● **REQUIREMENT**: Could you please write out each line of the records exactly, minus the pictures?
--------------------------------------------------
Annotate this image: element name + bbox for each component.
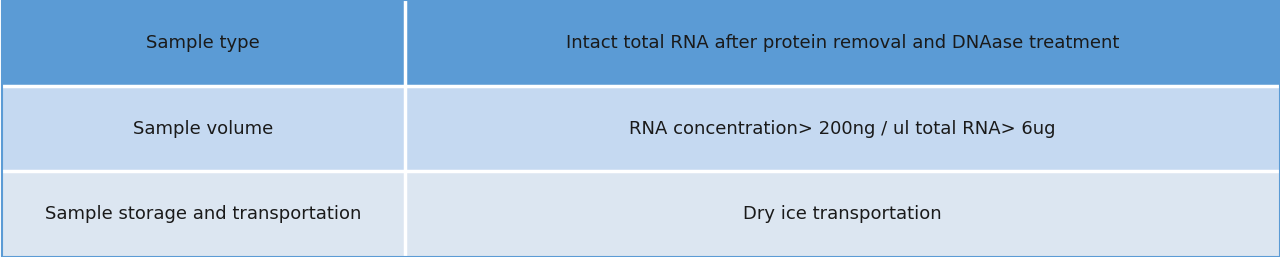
Bar <box>3 86 404 171</box>
Text: Dry ice transportation: Dry ice transportation <box>742 205 942 223</box>
Bar <box>3 171 404 257</box>
Bar <box>404 86 1280 171</box>
Bar <box>404 0 1280 86</box>
Text: Sample type: Sample type <box>146 34 260 52</box>
Text: Sample storage and transportation: Sample storage and transportation <box>45 205 361 223</box>
Text: RNA concentration> 200ng / ul total RNA> 6ug: RNA concentration> 200ng / ul total RNA>… <box>628 120 1056 137</box>
Text: Sample volume: Sample volume <box>133 120 274 137</box>
Bar <box>3 0 404 86</box>
Text: Intact total RNA after protein removal and DNAase treatment: Intact total RNA after protein removal a… <box>566 34 1119 52</box>
Bar <box>404 171 1280 257</box>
--------------------------------------------------
● **EXPECTED ANSWER**:
Annotate this image: element name + bbox for each component.
Bar <box>3 86 404 171</box>
Text: Dry ice transportation: Dry ice transportation <box>742 205 942 223</box>
Bar <box>3 171 404 257</box>
Bar <box>404 86 1280 171</box>
Bar <box>404 0 1280 86</box>
Text: Sample type: Sample type <box>146 34 260 52</box>
Text: Sample storage and transportation: Sample storage and transportation <box>45 205 361 223</box>
Text: RNA concentration> 200ng / ul total RNA> 6ug: RNA concentration> 200ng / ul total RNA>… <box>628 120 1056 137</box>
Text: Sample volume: Sample volume <box>133 120 274 137</box>
Bar <box>3 0 404 86</box>
Text: Intact total RNA after protein removal and DNAase treatment: Intact total RNA after protein removal a… <box>566 34 1119 52</box>
Bar <box>404 171 1280 257</box>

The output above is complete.